__Required work__.
Rewrite every line of the items, swapping "Crater diameter" for "Crater width" and leaving everything else the same.

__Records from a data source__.
━━━━━━━━━━━━━━━━━━━━

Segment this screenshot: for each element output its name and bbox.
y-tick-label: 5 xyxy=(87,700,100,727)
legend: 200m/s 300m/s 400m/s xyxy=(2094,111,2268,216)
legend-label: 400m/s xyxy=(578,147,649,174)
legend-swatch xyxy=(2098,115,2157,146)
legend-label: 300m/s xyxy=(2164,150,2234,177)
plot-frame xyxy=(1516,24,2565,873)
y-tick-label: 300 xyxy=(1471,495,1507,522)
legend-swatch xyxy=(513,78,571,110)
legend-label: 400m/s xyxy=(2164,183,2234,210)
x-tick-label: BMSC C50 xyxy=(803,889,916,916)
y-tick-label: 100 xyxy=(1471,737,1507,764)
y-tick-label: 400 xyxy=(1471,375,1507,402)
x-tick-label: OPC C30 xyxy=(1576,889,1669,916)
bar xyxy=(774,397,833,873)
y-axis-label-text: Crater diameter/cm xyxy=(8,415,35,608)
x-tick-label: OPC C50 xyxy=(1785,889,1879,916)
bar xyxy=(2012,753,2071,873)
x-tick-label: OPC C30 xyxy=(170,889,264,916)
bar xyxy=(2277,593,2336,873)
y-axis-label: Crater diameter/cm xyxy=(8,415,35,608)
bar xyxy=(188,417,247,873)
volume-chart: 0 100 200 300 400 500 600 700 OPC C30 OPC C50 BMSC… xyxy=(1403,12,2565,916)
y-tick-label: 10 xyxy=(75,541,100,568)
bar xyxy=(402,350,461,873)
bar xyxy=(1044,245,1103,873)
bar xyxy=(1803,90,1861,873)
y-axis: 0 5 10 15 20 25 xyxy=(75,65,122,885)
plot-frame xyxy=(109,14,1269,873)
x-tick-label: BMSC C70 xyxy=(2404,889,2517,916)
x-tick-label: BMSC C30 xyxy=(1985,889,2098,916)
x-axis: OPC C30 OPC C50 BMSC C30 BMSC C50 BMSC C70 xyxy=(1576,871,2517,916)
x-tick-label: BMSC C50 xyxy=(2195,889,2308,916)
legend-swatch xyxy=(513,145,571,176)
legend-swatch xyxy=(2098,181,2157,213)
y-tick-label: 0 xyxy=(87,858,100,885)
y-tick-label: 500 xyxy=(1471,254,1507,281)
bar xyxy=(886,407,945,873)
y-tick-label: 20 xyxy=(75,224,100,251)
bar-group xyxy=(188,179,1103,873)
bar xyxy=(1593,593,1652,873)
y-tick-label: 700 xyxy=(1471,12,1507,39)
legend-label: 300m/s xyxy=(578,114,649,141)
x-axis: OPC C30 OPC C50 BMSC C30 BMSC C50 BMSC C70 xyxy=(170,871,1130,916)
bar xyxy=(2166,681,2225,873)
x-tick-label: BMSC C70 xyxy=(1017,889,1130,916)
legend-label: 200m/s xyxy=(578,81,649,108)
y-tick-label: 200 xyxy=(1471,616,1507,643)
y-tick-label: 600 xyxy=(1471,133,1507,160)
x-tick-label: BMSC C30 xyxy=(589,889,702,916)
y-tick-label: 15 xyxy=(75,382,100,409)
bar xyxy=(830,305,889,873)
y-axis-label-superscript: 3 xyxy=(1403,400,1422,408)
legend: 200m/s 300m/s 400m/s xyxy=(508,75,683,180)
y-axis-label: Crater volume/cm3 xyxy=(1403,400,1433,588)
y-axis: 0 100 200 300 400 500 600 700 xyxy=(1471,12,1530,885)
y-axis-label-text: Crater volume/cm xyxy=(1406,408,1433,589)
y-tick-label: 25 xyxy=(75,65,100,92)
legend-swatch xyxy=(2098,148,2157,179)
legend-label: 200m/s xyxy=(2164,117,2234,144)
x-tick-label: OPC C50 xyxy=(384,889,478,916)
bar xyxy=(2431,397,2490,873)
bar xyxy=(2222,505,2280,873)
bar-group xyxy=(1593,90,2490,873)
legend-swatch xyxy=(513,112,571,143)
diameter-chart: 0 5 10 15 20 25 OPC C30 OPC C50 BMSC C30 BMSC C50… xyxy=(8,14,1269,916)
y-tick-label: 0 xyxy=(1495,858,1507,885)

━━━━━━━━━━━━━━━━━━━━

__Finished task__.
Segment this screenshot: for each element output its name and bbox.
y-tick-label: 5 xyxy=(87,700,100,727)
legend: 200m/s 300m/s 400m/s xyxy=(2094,111,2268,216)
legend-label: 400m/s xyxy=(578,147,649,174)
legend-swatch xyxy=(2098,115,2157,146)
legend-label: 300m/s xyxy=(2164,150,2234,177)
plot-frame xyxy=(1516,24,2565,873)
y-tick-label: 300 xyxy=(1471,495,1507,522)
legend-swatch xyxy=(513,78,571,110)
legend-label: 400m/s xyxy=(2164,183,2234,210)
x-tick-label: BMSC C50 xyxy=(803,889,916,916)
y-tick-label: 100 xyxy=(1471,737,1507,764)
y-tick-label: 400 xyxy=(1471,375,1507,402)
x-tick-label: OPC C30 xyxy=(1576,889,1669,916)
bar xyxy=(774,397,833,873)
y-axis-label-text: Crater width/cm xyxy=(8,415,35,608)
x-tick-label: OPC C50 xyxy=(1785,889,1879,916)
bar xyxy=(2012,753,2071,873)
x-tick-label: OPC C30 xyxy=(170,889,264,916)
bar xyxy=(2277,593,2336,873)
y-axis-label: Crater width/cm xyxy=(8,415,35,608)
bar xyxy=(188,417,247,873)
volume-chart: 0 100 200 300 400 500 600 700 OPC C30 OPC C50 BMSC… xyxy=(1403,12,2565,916)
y-tick-label: 10 xyxy=(75,541,100,568)
bar xyxy=(402,350,461,873)
bar xyxy=(1044,245,1103,873)
bar xyxy=(1803,90,1861,873)
y-axis: 0 5 10 15 20 25 xyxy=(75,65,122,885)
plot-frame xyxy=(109,14,1269,873)
x-tick-label: BMSC C70 xyxy=(2404,889,2517,916)
x-tick-label: BMSC C30 xyxy=(1985,889,2098,916)
x-axis: OPC C30 OPC C50 BMSC C30 BMSC C50 BMSC C70 xyxy=(1576,871,2517,916)
x-tick-label: BMSC C50 xyxy=(2195,889,2308,916)
legend-swatch xyxy=(513,145,571,176)
legend-swatch xyxy=(2098,181,2157,213)
y-tick-label: 0 xyxy=(87,858,100,885)
y-tick-label: 500 xyxy=(1471,254,1507,281)
bar xyxy=(886,407,945,873)
y-tick-label: 20 xyxy=(75,224,100,251)
bar-group xyxy=(188,179,1103,873)
bar xyxy=(1593,593,1652,873)
y-tick-label: 700 xyxy=(1471,12,1507,39)
legend-label: 300m/s xyxy=(578,114,649,141)
x-axis: OPC C30 OPC C50 BMSC C30 BMSC C50 BMSC C70 xyxy=(170,871,1130,916)
bar xyxy=(2166,681,2225,873)
x-tick-label: BMSC C70 xyxy=(1017,889,1130,916)
legend-label: 200m/s xyxy=(578,81,649,108)
y-tick-label: 200 xyxy=(1471,616,1507,643)
y-tick-label: 600 xyxy=(1471,133,1507,160)
x-tick-label: BMSC C30 xyxy=(589,889,702,916)
y-tick-label: 15 xyxy=(75,382,100,409)
bar xyxy=(830,305,889,873)
y-axis-label-superscript: 3 xyxy=(1403,400,1422,408)
legend: 200m/s 300m/s 400m/s xyxy=(508,75,683,180)
y-axis-label: Crater volume/cm3 xyxy=(1403,400,1433,588)
y-axis: 0 100 200 300 400 500 600 700 xyxy=(1471,12,1530,885)
y-axis-label-text: Crater volume/cm xyxy=(1406,408,1433,589)
y-tick-label: 25 xyxy=(75,65,100,92)
legend-swatch xyxy=(2098,148,2157,179)
legend-label: 200m/s xyxy=(2164,117,2234,144)
x-tick-label: OPC C50 xyxy=(384,889,478,916)
bar xyxy=(2431,397,2490,873)
bar xyxy=(2222,505,2280,873)
bar-group xyxy=(1593,90,2490,873)
legend-swatch xyxy=(513,112,571,143)
diameter-chart: 0 5 10 15 20 25 OPC C30 OPC C50 BMSC C30 BMSC C50… xyxy=(8,14,1269,916)
y-tick-label: 0 xyxy=(1495,858,1507,885)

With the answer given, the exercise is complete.